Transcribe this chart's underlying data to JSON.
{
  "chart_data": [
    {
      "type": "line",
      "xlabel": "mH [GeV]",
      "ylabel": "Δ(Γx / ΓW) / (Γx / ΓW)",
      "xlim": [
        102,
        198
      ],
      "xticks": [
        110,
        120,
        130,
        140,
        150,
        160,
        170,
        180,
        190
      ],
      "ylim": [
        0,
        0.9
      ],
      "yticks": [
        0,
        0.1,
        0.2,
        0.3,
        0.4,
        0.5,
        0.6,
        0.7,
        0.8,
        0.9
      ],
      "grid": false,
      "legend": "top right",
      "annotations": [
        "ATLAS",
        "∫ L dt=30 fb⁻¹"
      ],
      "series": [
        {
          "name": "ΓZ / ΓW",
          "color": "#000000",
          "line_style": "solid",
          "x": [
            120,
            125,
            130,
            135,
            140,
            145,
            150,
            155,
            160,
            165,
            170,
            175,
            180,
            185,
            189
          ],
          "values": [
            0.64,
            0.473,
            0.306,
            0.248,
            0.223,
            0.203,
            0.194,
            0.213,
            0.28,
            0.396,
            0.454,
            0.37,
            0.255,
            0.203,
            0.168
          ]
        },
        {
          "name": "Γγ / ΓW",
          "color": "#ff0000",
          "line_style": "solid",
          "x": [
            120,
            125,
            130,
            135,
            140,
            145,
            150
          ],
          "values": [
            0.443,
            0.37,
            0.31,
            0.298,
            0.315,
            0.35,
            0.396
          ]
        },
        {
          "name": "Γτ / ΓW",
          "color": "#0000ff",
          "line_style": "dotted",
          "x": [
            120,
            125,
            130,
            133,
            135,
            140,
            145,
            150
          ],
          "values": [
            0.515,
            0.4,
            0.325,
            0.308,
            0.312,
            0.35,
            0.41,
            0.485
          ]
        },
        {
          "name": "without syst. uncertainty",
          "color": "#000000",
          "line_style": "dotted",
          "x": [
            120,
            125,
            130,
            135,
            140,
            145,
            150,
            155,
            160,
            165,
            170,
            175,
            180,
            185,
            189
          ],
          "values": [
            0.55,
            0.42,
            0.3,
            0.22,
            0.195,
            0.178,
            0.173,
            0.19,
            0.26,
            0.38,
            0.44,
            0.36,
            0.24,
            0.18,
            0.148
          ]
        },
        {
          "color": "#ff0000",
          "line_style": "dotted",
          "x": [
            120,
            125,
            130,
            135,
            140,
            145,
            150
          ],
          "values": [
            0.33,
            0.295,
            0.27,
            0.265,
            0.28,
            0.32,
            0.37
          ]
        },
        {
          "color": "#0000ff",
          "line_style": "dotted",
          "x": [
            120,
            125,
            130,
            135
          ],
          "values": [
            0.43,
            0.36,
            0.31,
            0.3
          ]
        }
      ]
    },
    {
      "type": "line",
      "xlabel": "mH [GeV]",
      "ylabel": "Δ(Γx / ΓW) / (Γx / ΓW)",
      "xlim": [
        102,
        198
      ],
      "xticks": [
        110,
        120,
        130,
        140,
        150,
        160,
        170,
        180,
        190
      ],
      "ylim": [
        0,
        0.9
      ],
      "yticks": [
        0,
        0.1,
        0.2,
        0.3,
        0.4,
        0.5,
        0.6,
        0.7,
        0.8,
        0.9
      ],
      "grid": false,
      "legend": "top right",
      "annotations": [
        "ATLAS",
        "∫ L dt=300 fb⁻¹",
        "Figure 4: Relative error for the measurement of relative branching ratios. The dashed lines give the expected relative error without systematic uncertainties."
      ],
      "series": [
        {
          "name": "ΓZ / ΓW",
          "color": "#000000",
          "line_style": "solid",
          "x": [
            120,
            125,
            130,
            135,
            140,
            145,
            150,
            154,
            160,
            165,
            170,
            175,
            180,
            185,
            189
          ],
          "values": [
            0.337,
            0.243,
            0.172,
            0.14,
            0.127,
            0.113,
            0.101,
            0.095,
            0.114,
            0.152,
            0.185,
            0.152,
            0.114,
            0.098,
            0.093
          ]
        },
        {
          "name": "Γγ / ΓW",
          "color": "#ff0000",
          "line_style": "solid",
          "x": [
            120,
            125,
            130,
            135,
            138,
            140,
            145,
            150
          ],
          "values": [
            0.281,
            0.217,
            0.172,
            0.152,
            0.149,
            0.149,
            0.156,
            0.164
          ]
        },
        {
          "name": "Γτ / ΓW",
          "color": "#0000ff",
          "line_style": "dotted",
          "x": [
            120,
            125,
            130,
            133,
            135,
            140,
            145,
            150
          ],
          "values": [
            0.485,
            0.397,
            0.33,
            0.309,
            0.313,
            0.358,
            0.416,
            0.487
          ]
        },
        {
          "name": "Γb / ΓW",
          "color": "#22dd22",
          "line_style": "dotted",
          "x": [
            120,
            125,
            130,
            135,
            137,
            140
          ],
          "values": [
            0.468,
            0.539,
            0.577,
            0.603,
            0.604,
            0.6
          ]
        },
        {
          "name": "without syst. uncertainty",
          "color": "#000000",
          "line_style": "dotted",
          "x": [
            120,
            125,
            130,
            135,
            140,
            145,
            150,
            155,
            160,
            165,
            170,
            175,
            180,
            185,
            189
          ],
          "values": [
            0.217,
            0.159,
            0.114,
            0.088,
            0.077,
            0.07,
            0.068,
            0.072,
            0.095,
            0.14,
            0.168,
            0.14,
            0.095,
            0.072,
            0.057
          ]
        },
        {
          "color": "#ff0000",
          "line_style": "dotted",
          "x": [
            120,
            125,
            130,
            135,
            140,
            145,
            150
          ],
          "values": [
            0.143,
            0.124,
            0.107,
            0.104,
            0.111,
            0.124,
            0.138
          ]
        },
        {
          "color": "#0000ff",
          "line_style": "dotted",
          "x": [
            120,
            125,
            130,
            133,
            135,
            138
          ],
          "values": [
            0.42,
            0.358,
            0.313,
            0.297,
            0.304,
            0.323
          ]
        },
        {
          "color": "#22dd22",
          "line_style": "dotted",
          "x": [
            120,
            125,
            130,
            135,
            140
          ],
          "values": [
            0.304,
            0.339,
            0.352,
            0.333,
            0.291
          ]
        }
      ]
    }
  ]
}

# SET EXERCISE
The listing above should be transcribed in full, exactly as written.

# COMPLETED TASK
Transcribe this chart's underlying data to JSON.
{
  "chart_data": [
    {
      "type": "line",
      "xlabel": "mH [GeV]",
      "ylabel": "Δ(Γx / ΓW) / (Γx / ΓW)",
      "xlim": [
        102,
        198
      ],
      "xticks": [
        110,
        120,
        130,
        140,
        150,
        160,
        170,
        180,
        190
      ],
      "ylim": [
        0,
        0.9
      ],
      "yticks": [
        0,
        0.1,
        0.2,
        0.3,
        0.4,
        0.5,
        0.6,
        0.7,
        0.8,
        0.9
      ],
      "grid": false,
      "legend": "top right",
      "annotations": [
        "ATLAS",
        "∫ L dt=30 fb⁻¹"
      ],
      "series": [
        {
          "name": "ΓZ / ΓW",
          "color": "#000000",
          "line_style": "solid",
          "x": [
            120,
            125,
            130,
            135,
            140,
            145,
            150,
            155,
            160,
            165,
            170,
            175,
            180,
            185,
            189
          ],
          "values": [
            0.64,
            0.473,
            0.306,
            0.248,
            0.223,
            0.203,
            0.194,
            0.213,
            0.28,
            0.396,
            0.454,
            0.37,
            0.255,
            0.203,
            0.168
          ]
        },
        {
          "name": "Γγ / ΓW",
          "color": "#ff0000",
          "line_style": "solid",
          "x": [
            120,
            125,
            130,
            135,
            140,
            145,
            150
          ],
          "values": [
            0.443,
            0.37,
            0.31,
            0.298,
            0.315,
            0.35,
            0.396
          ]
        },
        {
          "name": "Γτ / ΓW",
          "color": "#0000ff",
          "line_style": "dotted",
          "x": [
            120,
            125,
            130,
            133,
            135,
            140,
            145,
            150
          ],
          "values": [
            0.515,
            0.4,
            0.325,
            0.308,
            0.312,
            0.35,
            0.41,
            0.485
          ]
        },
        {
          "name": "without syst. uncertainty",
          "color": "#000000",
          "line_style": "dotted",
          "x": [
            120,
            125,
            130,
            135,
            140,
            145,
            150,
            155,
            160,
            165,
            170,
            175,
            180,
            185,
            189
          ],
          "values": [
            0.55,
            0.42,
            0.3,
            0.22,
            0.195,
            0.178,
            0.173,
            0.19,
            0.26,
            0.38,
            0.44,
            0.36,
            0.24,
            0.18,
            0.148
          ]
        },
        {
          "color": "#ff0000",
          "line_style": "dotted",
          "x": [
            120,
            125,
            130,
            135,
            140,
            145,
            150
          ],
          "values": [
            0.33,
            0.295,
            0.27,
            0.265,
            0.28,
            0.32,
            0.37
          ]
        },
        {
          "color": "#0000ff",
          "line_style": "dotted",
          "x": [
            120,
            125,
            130,
            135
          ],
          "values": [
            0.43,
            0.36,
            0.31,
            0.3
          ]
        }
      ]
    },
    {
      "type": "line",
      "xlabel": "mH [GeV]",
      "ylabel": "Δ(Γx / ΓW) / (Γx / ΓW)",
      "xlim": [
        102,
        198
      ],
      "xticks": [
        110,
        120,
        130,
        140,
        150,
        160,
        170,
        180,
        190
      ],
      "ylim": [
        0,
        0.9
      ],
      "yticks": [
        0,
        0.1,
        0.2,
        0.3,
        0.4,
        0.5,
        0.6,
        0.7,
        0.8,
        0.9
      ],
      "grid": false,
      "legend": "top right",
      "annotations": [
        "ATLAS",
        "∫ L dt=300 fb⁻¹",
        "Figure 4: Relative error for the measurement of relative branching ratios. The dashed lines give the expected relative error without systematic uncertainties."
      ],
      "series": [
        {
          "name": "ΓZ / ΓW",
          "color": "#000000",
          "line_style": "solid",
          "x": [
            120,
            125,
            130,
            135,
            140,
            145,
            150,
            154,
            160,
            165,
            170,
            175,
            180,
            185,
            189
          ],
          "values": [
            0.337,
            0.243,
            0.172,
            0.14,
            0.127,
            0.113,
            0.101,
            0.095,
            0.114,
            0.152,
            0.185,
            0.152,
            0.114,
            0.098,
            0.093
          ]
        },
        {
          "name": "Γγ / ΓW",
          "color": "#ff0000",
          "line_style": "solid",
          "x": [
            120,
            125,
            130,
            135,
            138,
            140,
            145,
            150
          ],
          "values": [
            0.281,
            0.217,
            0.172,
            0.152,
            0.149,
            0.149,
            0.156,
            0.164
          ]
        },
        {
          "name": "Γτ / ΓW",
          "color": "#0000ff",
          "line_style": "dotted",
          "x": [
            120,
            125,
            130,
            133,
            135,
            140,
            145,
            150
          ],
          "values": [
            0.485,
            0.397,
            0.33,
            0.309,
            0.313,
            0.358,
            0.416,
            0.487
          ]
        },
        {
          "name": "Γb / ΓW",
          "color": "#22dd22",
          "line_style": "dotted",
          "x": [
            120,
            125,
            130,
            135,
            137,
            140
          ],
          "values": [
            0.468,
            0.539,
            0.577,
            0.603,
            0.604,
            0.6
          ]
        },
        {
          "name": "without syst. uncertainty",
          "color": "#000000",
          "line_style": "dotted",
          "x": [
            120,
            125,
            130,
            135,
            140,
            145,
            150,
            155,
            160,
            165,
            170,
            175,
            180,
            185,
            189
          ],
          "values": [
            0.217,
            0.159,
            0.114,
            0.088,
            0.077,
            0.07,
            0.068,
            0.072,
            0.095,
            0.14,
            0.168,
            0.14,
            0.095,
            0.072,
            0.057
          ]
        },
        {
          "color": "#ff0000",
          "line_style": "dotted",
          "x": [
            120,
            125,
            130,
            135,
            140,
            145,
            150
          ],
          "values": [
            0.143,
            0.124,
            0.107,
            0.104,
            0.111,
            0.124,
            0.138
          ]
        },
        {
          "color": "#0000ff",
          "line_style": "dotted",
          "x": [
            120,
            125,
            130,
            133,
            135,
            138
          ],
          "values": [
            0.42,
            0.358,
            0.313,
            0.297,
            0.304,
            0.323
          ]
        },
        {
          "color": "#22dd22",
          "line_style": "dotted",
          "x": [
            120,
            125,
            130,
            135,
            140
          ],
          "values": [
            0.304,
            0.339,
            0.352,
            0.333,
            0.291
          ]
        }
      ]
    }
  ]
}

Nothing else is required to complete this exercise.